Recorded data:
-- Start --
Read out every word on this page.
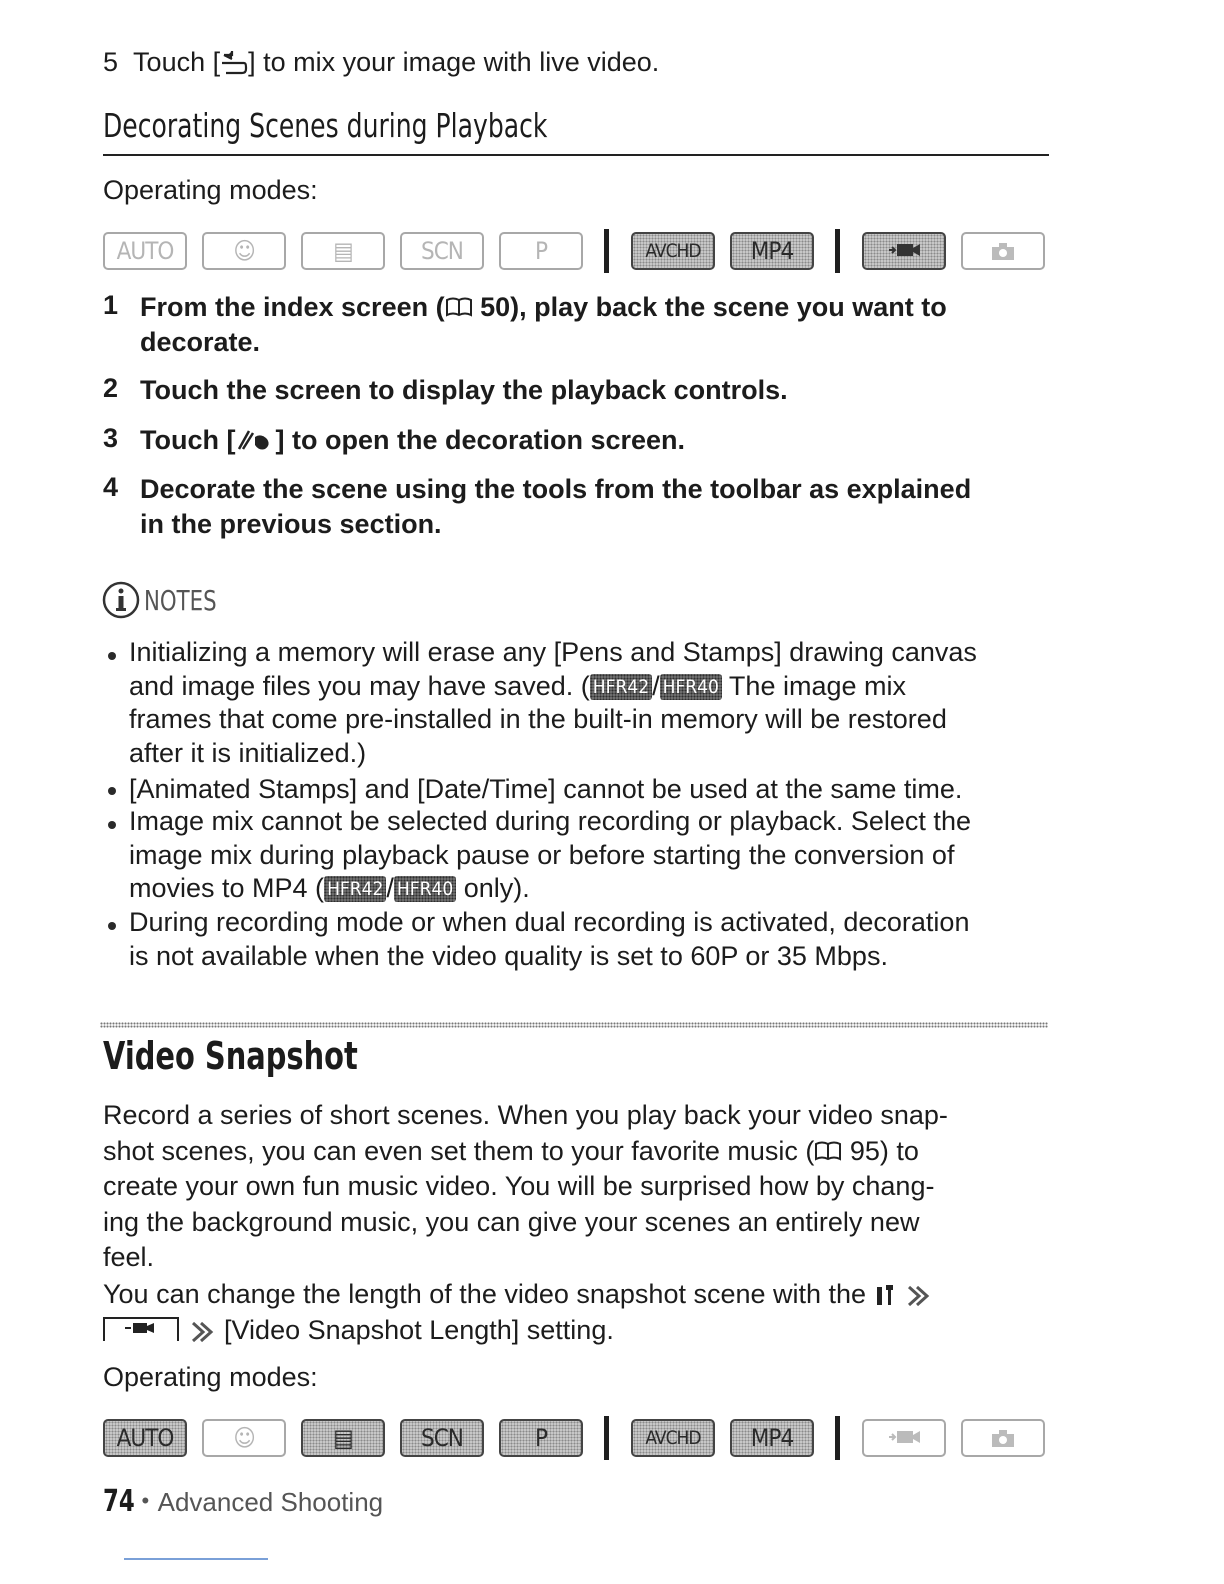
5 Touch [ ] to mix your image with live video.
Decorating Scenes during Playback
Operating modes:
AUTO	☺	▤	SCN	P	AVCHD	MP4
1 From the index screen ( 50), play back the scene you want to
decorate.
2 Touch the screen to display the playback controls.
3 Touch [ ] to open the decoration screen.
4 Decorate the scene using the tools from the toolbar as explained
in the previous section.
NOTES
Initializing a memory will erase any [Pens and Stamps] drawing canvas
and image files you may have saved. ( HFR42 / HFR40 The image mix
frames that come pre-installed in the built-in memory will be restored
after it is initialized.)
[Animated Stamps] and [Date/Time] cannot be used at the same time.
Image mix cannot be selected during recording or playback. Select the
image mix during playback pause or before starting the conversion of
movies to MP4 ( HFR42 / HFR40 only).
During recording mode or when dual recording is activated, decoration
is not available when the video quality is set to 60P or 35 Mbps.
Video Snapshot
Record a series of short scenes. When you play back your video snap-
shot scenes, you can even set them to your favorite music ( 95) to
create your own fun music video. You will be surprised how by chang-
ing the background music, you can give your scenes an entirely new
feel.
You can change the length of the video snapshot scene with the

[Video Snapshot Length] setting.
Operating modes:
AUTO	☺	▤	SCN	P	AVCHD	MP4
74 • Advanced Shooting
-- End --
-- Start --
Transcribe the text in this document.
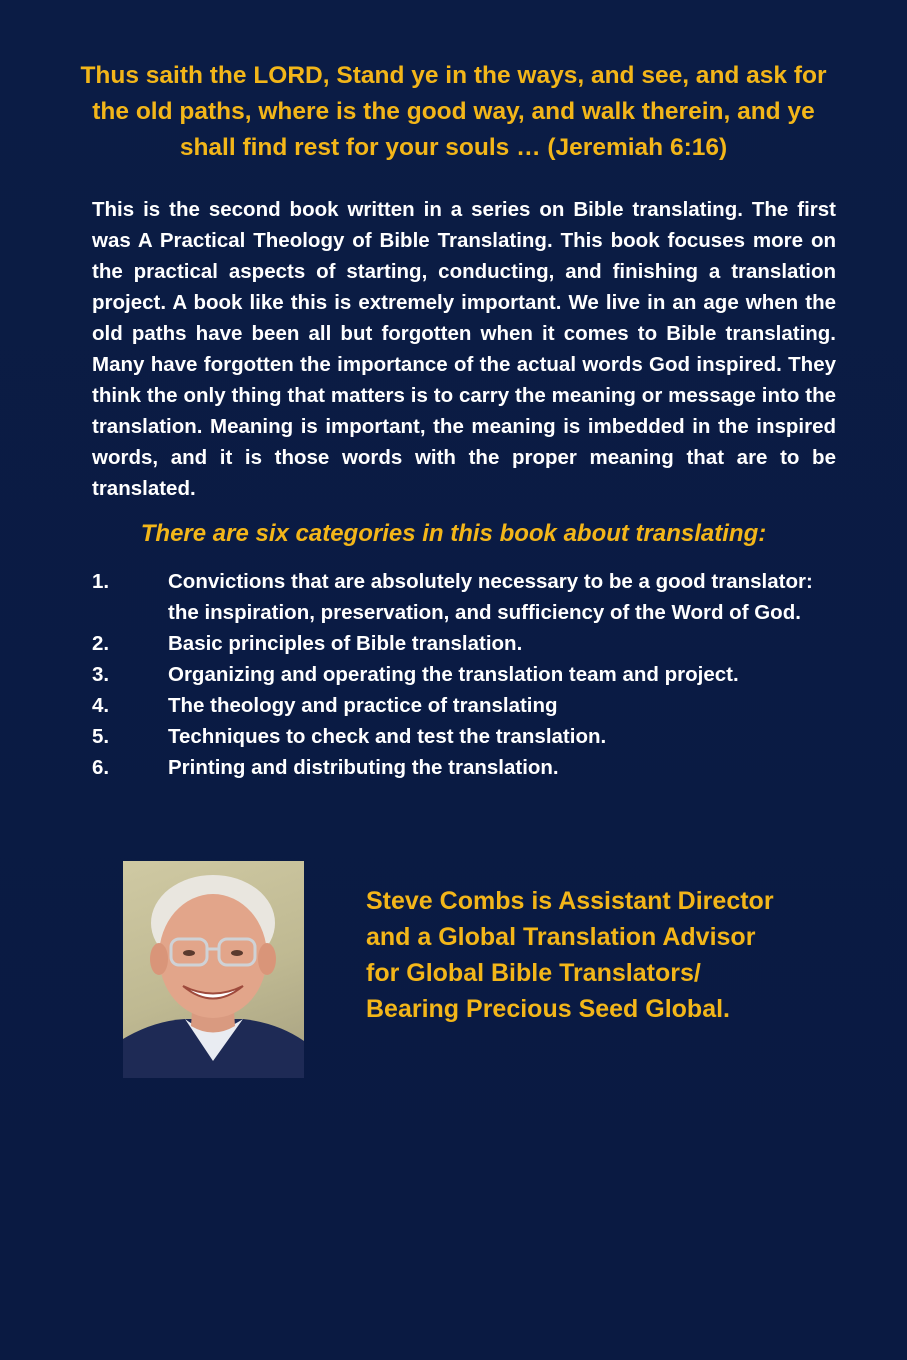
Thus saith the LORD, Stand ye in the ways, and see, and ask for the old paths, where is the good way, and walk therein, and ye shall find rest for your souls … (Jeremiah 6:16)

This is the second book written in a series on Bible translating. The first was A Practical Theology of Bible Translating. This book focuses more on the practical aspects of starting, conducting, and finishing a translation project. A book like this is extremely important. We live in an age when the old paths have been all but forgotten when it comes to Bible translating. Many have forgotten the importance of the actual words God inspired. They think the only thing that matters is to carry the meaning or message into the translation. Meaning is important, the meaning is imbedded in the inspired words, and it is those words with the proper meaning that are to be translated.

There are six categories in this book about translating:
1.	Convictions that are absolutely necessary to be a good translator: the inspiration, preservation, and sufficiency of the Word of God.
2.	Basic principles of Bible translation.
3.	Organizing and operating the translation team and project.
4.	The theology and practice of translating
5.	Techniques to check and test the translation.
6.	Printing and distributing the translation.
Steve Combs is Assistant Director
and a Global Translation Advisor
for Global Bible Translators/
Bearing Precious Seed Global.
-- End --
Which lines hold the string "that"? List them all.

frames that come pre-installed in the built-in memory will be restored
This is the second book written in a series on Bible translating. The first was A Practical Theology of Bible Translating. This book focuses more on the practical aspects of starting, conducting, and finishing a translation project. A book like this is extremely important. We live in an age when the old paths have been all but forgotten when it comes to Bible translating. Many have forgotten the importance of the actual words God inspired. They think the only thing that matters is to carry the meaning or message into the translation. Meaning is important, the meaning is imbedded in the inspired words, and it is those words with the proper meaning that are to be translated.
1.	Convictions that are absolutely necessary to be a good translator: the inspiration, preservation, and sufficiency of the Word of God.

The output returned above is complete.